• **TASK MATERIAL**
★ ★ ★ ★ ★
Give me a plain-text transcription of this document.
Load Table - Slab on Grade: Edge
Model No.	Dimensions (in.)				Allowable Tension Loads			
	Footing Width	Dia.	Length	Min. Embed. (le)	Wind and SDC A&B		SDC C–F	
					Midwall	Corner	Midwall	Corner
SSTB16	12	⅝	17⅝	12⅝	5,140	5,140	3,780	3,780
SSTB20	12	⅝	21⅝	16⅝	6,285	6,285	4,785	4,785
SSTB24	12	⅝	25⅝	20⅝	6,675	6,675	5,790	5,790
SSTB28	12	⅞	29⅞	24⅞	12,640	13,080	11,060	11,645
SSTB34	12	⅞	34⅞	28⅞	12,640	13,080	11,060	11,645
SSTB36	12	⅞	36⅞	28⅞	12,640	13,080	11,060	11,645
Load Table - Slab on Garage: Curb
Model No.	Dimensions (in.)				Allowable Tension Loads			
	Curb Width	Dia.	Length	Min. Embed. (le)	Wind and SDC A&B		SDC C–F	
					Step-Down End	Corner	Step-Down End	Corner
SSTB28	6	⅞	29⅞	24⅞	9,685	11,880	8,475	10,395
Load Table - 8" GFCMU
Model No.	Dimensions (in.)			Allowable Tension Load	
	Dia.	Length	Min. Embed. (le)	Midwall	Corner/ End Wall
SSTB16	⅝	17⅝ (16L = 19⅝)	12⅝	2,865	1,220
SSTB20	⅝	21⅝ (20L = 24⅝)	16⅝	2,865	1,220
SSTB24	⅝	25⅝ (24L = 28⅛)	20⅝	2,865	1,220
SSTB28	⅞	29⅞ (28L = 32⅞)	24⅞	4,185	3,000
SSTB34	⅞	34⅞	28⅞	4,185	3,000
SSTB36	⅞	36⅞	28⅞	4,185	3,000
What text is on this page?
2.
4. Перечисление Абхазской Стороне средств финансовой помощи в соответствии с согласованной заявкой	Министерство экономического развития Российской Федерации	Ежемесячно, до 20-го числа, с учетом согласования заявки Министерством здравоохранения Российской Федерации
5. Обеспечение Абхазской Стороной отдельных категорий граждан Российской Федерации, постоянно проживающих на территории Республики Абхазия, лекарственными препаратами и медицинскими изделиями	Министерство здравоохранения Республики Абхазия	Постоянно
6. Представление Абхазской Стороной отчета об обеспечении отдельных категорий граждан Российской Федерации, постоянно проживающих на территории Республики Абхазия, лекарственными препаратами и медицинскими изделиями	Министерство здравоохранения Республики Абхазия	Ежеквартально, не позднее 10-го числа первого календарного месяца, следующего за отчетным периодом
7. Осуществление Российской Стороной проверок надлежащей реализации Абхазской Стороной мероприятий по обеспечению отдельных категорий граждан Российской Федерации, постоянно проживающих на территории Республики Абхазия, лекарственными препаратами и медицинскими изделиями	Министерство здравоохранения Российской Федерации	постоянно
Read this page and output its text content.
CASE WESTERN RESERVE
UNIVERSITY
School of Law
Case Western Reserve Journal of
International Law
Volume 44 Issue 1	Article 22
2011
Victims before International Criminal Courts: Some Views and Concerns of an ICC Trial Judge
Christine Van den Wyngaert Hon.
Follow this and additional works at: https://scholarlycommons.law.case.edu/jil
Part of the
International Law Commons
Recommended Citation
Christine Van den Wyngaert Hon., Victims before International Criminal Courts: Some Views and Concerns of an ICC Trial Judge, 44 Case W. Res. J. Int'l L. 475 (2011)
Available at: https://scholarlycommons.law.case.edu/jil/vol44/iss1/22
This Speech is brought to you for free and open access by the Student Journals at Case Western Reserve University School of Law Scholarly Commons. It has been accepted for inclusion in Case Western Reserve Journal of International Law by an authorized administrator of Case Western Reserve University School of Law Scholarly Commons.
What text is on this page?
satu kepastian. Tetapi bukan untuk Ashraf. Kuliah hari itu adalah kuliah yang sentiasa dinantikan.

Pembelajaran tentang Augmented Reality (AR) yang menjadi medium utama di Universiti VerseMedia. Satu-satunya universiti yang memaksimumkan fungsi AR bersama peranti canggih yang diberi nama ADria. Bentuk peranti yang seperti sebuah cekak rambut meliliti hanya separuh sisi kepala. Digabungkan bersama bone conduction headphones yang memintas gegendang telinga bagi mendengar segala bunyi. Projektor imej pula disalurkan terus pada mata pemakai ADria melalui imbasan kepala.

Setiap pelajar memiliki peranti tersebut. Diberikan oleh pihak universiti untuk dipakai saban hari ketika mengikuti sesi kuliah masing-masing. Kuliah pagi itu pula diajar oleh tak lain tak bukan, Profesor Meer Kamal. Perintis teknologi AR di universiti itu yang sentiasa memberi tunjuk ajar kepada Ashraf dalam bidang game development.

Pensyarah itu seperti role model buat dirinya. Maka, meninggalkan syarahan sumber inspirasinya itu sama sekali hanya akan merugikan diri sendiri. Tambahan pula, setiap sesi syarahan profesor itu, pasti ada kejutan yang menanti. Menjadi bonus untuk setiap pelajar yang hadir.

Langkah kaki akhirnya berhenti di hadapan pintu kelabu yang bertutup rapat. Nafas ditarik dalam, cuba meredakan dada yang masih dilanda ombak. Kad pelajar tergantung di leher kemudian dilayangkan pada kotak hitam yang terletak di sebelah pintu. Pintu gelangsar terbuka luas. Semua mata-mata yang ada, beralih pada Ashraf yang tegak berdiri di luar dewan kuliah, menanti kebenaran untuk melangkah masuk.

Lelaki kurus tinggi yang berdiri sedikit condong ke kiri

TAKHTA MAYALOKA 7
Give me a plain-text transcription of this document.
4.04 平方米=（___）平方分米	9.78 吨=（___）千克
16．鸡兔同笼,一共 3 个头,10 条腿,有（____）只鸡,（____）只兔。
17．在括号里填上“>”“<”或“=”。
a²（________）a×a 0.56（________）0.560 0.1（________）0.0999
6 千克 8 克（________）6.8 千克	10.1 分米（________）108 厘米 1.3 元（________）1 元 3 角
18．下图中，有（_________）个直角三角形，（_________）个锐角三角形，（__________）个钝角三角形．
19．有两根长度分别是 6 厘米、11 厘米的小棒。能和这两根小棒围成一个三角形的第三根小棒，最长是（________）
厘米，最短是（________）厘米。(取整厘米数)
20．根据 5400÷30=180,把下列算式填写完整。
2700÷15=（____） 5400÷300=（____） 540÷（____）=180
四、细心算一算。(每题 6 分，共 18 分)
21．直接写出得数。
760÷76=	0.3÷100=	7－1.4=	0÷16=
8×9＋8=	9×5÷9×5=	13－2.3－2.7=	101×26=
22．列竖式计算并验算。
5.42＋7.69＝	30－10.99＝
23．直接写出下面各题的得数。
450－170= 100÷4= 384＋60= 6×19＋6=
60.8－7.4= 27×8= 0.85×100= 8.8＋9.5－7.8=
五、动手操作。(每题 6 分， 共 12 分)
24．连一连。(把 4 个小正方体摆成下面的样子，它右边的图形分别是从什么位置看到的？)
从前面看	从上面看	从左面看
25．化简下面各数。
★ ★ ★ ★ ★
Output the whole listing above again, word for word.

Give me a plain-text transcription of this document.
Load Table - Slab on Grade: Edge
Model No.	Dimensions (in.)				Allowable Tension Loads			
	Footing Width	Dia.	Length	Min. Embed. (le)	Wind and SDC A&B		SDC C–F	
					Midwall	Corner	Midwall	Corner
SSTB16	12	⅝	17⅝	12⅝	5,140	5,140	3,780	3,780
SSTB20	12	⅝	21⅝	16⅝	6,285	6,285	4,785	4,785
SSTB24	12	⅝	25⅝	20⅝	6,675	6,675	5,790	5,790
SSTB28	12	⅞	29⅞	24⅞	12,640	13,080	11,060	11,645
SSTB34	12	⅞	34⅞	28⅞	12,640	13,080	11,060	11,645
SSTB36	12	⅞	36⅞	28⅞	12,640	13,080	11,060	11,645
Load Table - Slab on Garage: Curb
Model No.	Dimensions (in.)				Allowable Tension Loads			
	Curb Width	Dia.	Length	Min. Embed. (le)	Wind and SDC A&B		SDC C–F	
					Step-Down End	Corner	Step-Down End	Corner
SSTB28	6	⅞	29⅞	24⅞	9,685	11,880	8,475	10,395
Load Table - 8" GFCMU
Model No.	Dimensions (in.)			Allowable Tension Load	
	Dia.	Length	Min. Embed. (le)	Midwall	Corner/ End Wall
SSTB16	⅝	17⅝ (16L = 19⅝)	12⅝	2,865	1,220
SSTB20	⅝	21⅝ (20L = 24⅝)	16⅝	2,865	1,220
SSTB24	⅝	25⅝ (24L = 28⅛)	20⅝	2,865	1,220
SSTB28	⅞	29⅞ (28L = 32⅞)	24⅞	4,185	3,000
SSTB34	⅞	34⅞	28⅞	4,185	3,000
SSTB36	⅞	36⅞	28⅞	4,185	3,000
What text is on this page?
2.
4. Перечисление Абхазской Стороне средств финансовой помощи в соответствии с согласованной заявкой	Министерство экономического развития Российской Федерации	Ежемесячно, до 20-го числа, с учетом согласования заявки Министерством здравоохранения Российской Федерации
5. Обеспечение Абхазской Стороной отдельных категорий граждан Российской Федерации, постоянно проживающих на территории Республики Абхазия, лекарственными препаратами и медицинскими изделиями	Министерство здравоохранения Республики Абхазия	Постоянно
6. Представление Абхазской Стороной отчета об обеспечении отдельных категорий граждан Российской Федерации, постоянно проживающих на территории Республики Абхазия, лекарственными препаратами и медицинскими изделиями	Министерство здравоохранения Республики Абхазия	Ежеквартально, не позднее 10-го числа первого календарного месяца, следующего за отчетным периодом
7. Осуществление Российской Стороной проверок надлежащей реализации Абхазской Стороной мероприятий по обеспечению отдельных категорий граждан Российской Федерации, постоянно проживающих на территории Республики Абхазия, лекарственными препаратами и медицинскими изделиями	Министерство здравоохранения Российской Федерации	постоянно
Read this page and output its text content.
CASE WESTERN RESERVE
UNIVERSITY
School of Law
Case Western Reserve Journal of
International Law
Volume 44 Issue 1	Article 22
2011
Victims before International Criminal Courts: Some Views and Concerns of an ICC Trial Judge
Christine Van den Wyngaert Hon.
Follow this and additional works at: https://scholarlycommons.law.case.edu/jil
Part of the
International Law Commons
Recommended Citation
Christine Van den Wyngaert Hon., Victims before International Criminal Courts: Some Views and Concerns of an ICC Trial Judge, 44 Case W. Res. J. Int'l L. 475 (2011)
Available at: https://scholarlycommons.law.case.edu/jil/vol44/iss1/22
This Speech is brought to you for free and open access by the Student Journals at Case Western Reserve University School of Law Scholarly Commons. It has been accepted for inclusion in Case Western Reserve Journal of International Law by an authorized administrator of Case Western Reserve University School of Law Scholarly Commons.
What text is on this page?
satu kepastian. Tetapi bukan untuk Ashraf. Kuliah hari itu adalah kuliah yang sentiasa dinantikan.

Pembelajaran tentang Augmented Reality (AR) yang menjadi medium utama di Universiti VerseMedia. Satu-satunya universiti yang memaksimumkan fungsi AR bersama peranti canggih yang diberi nama ADria. Bentuk peranti yang seperti sebuah cekak rambut meliliti hanya separuh sisi kepala. Digabungkan bersama bone conduction headphones yang memintas gegendang telinga bagi mendengar segala bunyi. Projektor imej pula disalurkan terus pada mata pemakai ADria melalui imbasan kepala.

Setiap pelajar memiliki peranti tersebut. Diberikan oleh pihak universiti untuk dipakai saban hari ketika mengikuti sesi kuliah masing-masing. Kuliah pagi itu pula diajar oleh tak lain tak bukan, Profesor Meer Kamal. Perintis teknologi AR di universiti itu yang sentiasa memberi tunjuk ajar kepada Ashraf dalam bidang game development.

Pensyarah itu seperti role model buat dirinya. Maka, meninggalkan syarahan sumber inspirasinya itu sama sekali hanya akan merugikan diri sendiri. Tambahan pula, setiap sesi syarahan profesor itu, pasti ada kejutan yang menanti. Menjadi bonus untuk setiap pelajar yang hadir.

Langkah kaki akhirnya berhenti di hadapan pintu kelabu yang bertutup rapat. Nafas ditarik dalam, cuba meredakan dada yang masih dilanda ombak. Kad pelajar tergantung di leher kemudian dilayangkan pada kotak hitam yang terletak di sebelah pintu. Pintu gelangsar terbuka luas. Semua mata-mata yang ada, beralih pada Ashraf yang tegak berdiri di luar dewan kuliah, menanti kebenaran untuk melangkah masuk.

Lelaki kurus tinggi yang berdiri sedikit condong ke kiri

TAKHTA MAYALOKA 7
Give me a plain-text transcription of this document.
4.04 平方米=（___）平方分米	9.78 吨=（___）千克
16．鸡兔同笼,一共 3 个头,10 条腿,有（____）只鸡,（____）只兔。
17．在括号里填上“>”“<”或“=”。
a²（________）a×a 0.56（________）0.560 0.1（________）0.0999
6 千克 8 克（________）6.8 千克	10.1 分米（________）108 厘米 1.3 元（________）1 元 3 角
18．下图中，有（_________）个直角三角形，（_________）个锐角三角形，（__________）个钝角三角形．
19．有两根长度分别是 6 厘米、11 厘米的小棒。能和这两根小棒围成一个三角形的第三根小棒，最长是（________）
厘米，最短是（________）厘米。(取整厘米数)
20．根据 5400÷30=180,把下列算式填写完整。
2700÷15=（____） 5400÷300=（____） 540÷（____）=180
四、细心算一算。(每题 6 分，共 18 分)
21．直接写出得数。
760÷76=	0.3÷100=	7－1.4=	0÷16=
8×9＋8=	9×5÷9×5=	13－2.3－2.7=	101×26=
22．列竖式计算并验算。
5.42＋7.69＝	30－10.99＝
23．直接写出下面各题的得数。
450－170= 100÷4= 384＋60= 6×19＋6=
60.8－7.4= 27×8= 0.85×100= 8.8＋9.5－7.8=
五、动手操作。(每题 6 分， 共 12 分)
24．连一连。(把 4 个小正方体摆成下面的样子，它右边的图形分别是从什么位置看到的？)
从前面看	从上面看	从左面看
25．化简下面各数。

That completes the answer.